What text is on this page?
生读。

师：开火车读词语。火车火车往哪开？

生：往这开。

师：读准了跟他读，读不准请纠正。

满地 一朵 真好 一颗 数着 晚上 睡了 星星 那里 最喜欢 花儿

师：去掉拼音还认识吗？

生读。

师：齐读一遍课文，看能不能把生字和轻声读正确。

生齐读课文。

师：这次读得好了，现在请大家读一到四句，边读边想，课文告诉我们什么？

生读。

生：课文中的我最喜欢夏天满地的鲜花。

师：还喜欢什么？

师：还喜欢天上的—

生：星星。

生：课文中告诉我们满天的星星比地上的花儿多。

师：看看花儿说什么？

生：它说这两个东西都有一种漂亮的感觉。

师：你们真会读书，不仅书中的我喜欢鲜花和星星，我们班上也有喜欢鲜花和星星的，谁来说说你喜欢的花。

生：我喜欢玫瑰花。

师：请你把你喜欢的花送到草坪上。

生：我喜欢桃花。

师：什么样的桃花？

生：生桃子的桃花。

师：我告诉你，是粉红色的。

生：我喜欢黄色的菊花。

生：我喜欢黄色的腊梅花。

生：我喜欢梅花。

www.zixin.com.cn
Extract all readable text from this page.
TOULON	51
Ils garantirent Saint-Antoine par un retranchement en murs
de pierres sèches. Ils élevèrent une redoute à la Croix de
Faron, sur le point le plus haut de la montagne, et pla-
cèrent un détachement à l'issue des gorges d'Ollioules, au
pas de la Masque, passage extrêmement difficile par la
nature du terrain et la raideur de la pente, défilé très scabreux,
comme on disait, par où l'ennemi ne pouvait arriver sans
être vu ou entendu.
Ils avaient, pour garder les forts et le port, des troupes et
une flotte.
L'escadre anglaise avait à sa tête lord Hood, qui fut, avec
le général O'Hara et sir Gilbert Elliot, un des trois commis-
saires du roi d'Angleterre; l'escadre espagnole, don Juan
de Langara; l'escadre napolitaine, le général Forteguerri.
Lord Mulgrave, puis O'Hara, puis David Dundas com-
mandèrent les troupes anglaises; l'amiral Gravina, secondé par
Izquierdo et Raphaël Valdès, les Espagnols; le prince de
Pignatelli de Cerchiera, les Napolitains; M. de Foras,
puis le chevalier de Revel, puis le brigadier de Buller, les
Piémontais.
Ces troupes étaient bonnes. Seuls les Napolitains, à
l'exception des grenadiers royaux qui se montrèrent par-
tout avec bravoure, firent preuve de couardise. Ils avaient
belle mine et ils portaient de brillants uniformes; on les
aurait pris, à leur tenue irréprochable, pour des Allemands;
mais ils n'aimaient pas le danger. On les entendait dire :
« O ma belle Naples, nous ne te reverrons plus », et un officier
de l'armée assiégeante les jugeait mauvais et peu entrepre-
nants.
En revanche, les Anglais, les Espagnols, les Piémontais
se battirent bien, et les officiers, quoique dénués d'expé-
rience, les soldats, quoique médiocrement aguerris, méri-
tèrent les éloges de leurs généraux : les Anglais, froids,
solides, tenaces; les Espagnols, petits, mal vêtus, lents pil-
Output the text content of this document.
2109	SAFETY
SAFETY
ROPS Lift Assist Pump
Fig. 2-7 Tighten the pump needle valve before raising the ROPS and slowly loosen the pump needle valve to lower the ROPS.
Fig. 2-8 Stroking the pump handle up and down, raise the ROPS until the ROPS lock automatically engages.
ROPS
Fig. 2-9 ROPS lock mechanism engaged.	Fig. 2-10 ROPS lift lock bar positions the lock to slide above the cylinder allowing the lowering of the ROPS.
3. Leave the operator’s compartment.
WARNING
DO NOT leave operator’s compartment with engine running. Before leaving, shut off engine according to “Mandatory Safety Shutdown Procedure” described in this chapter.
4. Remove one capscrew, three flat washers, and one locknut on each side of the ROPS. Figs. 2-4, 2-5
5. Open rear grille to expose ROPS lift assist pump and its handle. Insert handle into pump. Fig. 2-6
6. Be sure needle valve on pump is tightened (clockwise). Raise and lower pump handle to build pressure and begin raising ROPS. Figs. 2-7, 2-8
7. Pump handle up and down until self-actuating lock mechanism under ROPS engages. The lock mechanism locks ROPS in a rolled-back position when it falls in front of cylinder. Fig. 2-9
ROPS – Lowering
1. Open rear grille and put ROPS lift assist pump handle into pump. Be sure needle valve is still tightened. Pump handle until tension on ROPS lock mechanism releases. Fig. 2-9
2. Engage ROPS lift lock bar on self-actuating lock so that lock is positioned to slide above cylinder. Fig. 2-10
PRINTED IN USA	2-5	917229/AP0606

[Work instructions]:
Give all the records again. Match them exactly.

[Solution to the exercise]:
What text is on this page?
生读。

师：开火车读词语。火车火车往哪开？

生：往这开。

师：读准了跟他读，读不准请纠正。

满地 一朵 真好 一颗 数着 晚上 睡了 星星 那里 最喜欢 花儿

师：去掉拼音还认识吗？

生读。

师：齐读一遍课文，看能不能把生字和轻声读正确。

生齐读课文。

师：这次读得好了，现在请大家读一到四句，边读边想，课文告诉我们什么？

生读。

生：课文中的我最喜欢夏天满地的鲜花。

师：还喜欢什么？

师：还喜欢天上的—

生：星星。

生：课文中告诉我们满天的星星比地上的花儿多。

师：看看花儿说什么？

生：它说这两个东西都有一种漂亮的感觉。

师：你们真会读书，不仅书中的我喜欢鲜花和星星，我们班上也有喜欢鲜花和星星的，谁来说说你喜欢的花。

生：我喜欢玫瑰花。

师：请你把你喜欢的花送到草坪上。

生：我喜欢桃花。

师：什么样的桃花？

生：生桃子的桃花。

师：我告诉你，是粉红色的。

生：我喜欢黄色的菊花。

生：我喜欢黄色的腊梅花。

生：我喜欢梅花。

www.zixin.com.cn
Extract all readable text from this page.
TOULON	51
Ils garantirent Saint-Antoine par un retranchement en murs
de pierres sèches. Ils élevèrent une redoute à la Croix de
Faron, sur le point le plus haut de la montagne, et pla-
cèrent un détachement à l'issue des gorges d'Ollioules, au
pas de la Masque, passage extrêmement difficile par la
nature du terrain et la raideur de la pente, défilé très scabreux,
comme on disait, par où l'ennemi ne pouvait arriver sans
être vu ou entendu.
Ils avaient, pour garder les forts et le port, des troupes et
une flotte.
L'escadre anglaise avait à sa tête lord Hood, qui fut, avec
le général O'Hara et sir Gilbert Elliot, un des trois commis-
saires du roi d'Angleterre; l'escadre espagnole, don Juan
de Langara; l'escadre napolitaine, le général Forteguerri.
Lord Mulgrave, puis O'Hara, puis David Dundas com-
mandèrent les troupes anglaises; l'amiral Gravina, secondé par
Izquierdo et Raphaël Valdès, les Espagnols; le prince de
Pignatelli de Cerchiera, les Napolitains; M. de Foras,
puis le chevalier de Revel, puis le brigadier de Buller, les
Piémontais.
Ces troupes étaient bonnes. Seuls les Napolitains, à
l'exception des grenadiers royaux qui se montrèrent par-
tout avec bravoure, firent preuve de couardise. Ils avaient
belle mine et ils portaient de brillants uniformes; on les
aurait pris, à leur tenue irréprochable, pour des Allemands;
mais ils n'aimaient pas le danger. On les entendait dire :
« O ma belle Naples, nous ne te reverrons plus », et un officier
de l'armée assiégeante les jugeait mauvais et peu entrepre-
nants.
En revanche, les Anglais, les Espagnols, les Piémontais
se battirent bien, et les officiers, quoique dénués d'expé-
rience, les soldats, quoique médiocrement aguerris, méri-
tèrent les éloges de leurs généraux : les Anglais, froids,
solides, tenaces; les Espagnols, petits, mal vêtus, lents pil-
Output the text content of this document.
2109	SAFETY
SAFETY
ROPS Lift Assist Pump
Fig. 2-7 Tighten the pump needle valve before raising the ROPS and slowly loosen the pump needle valve to lower the ROPS.
Fig. 2-8 Stroking the pump handle up and down, raise the ROPS until the ROPS lock automatically engages.
ROPS
Fig. 2-9 ROPS lock mechanism engaged.	Fig. 2-10 ROPS lift lock bar positions the lock to slide above the cylinder allowing the lowering of the ROPS.
3. Leave the operator’s compartment.
WARNING
DO NOT leave operator’s compartment with engine running. Before leaving, shut off engine according to “Mandatory Safety Shutdown Procedure” described in this chapter.
4. Remove one capscrew, three flat washers, and one locknut on each side of the ROPS. Figs. 2-4, 2-5
5. Open rear grille to expose ROPS lift assist pump and its handle. Insert handle into pump. Fig. 2-6
6. Be sure needle valve on pump is tightened (clockwise). Raise and lower pump handle to build pressure and begin raising ROPS. Figs. 2-7, 2-8
7. Pump handle up and down until self-actuating lock mechanism under ROPS engages. The lock mechanism locks ROPS in a rolled-back position when it falls in front of cylinder. Fig. 2-9
ROPS – Lowering
1. Open rear grille and put ROPS lift assist pump handle into pump. Be sure needle valve is still tightened. Pump handle until tension on ROPS lock mechanism releases. Fig. 2-9
2. Engage ROPS lift lock bar on self-actuating lock so that lock is positioned to slide above cylinder. Fig. 2-10
PRINTED IN USA	2-5	917229/AP0606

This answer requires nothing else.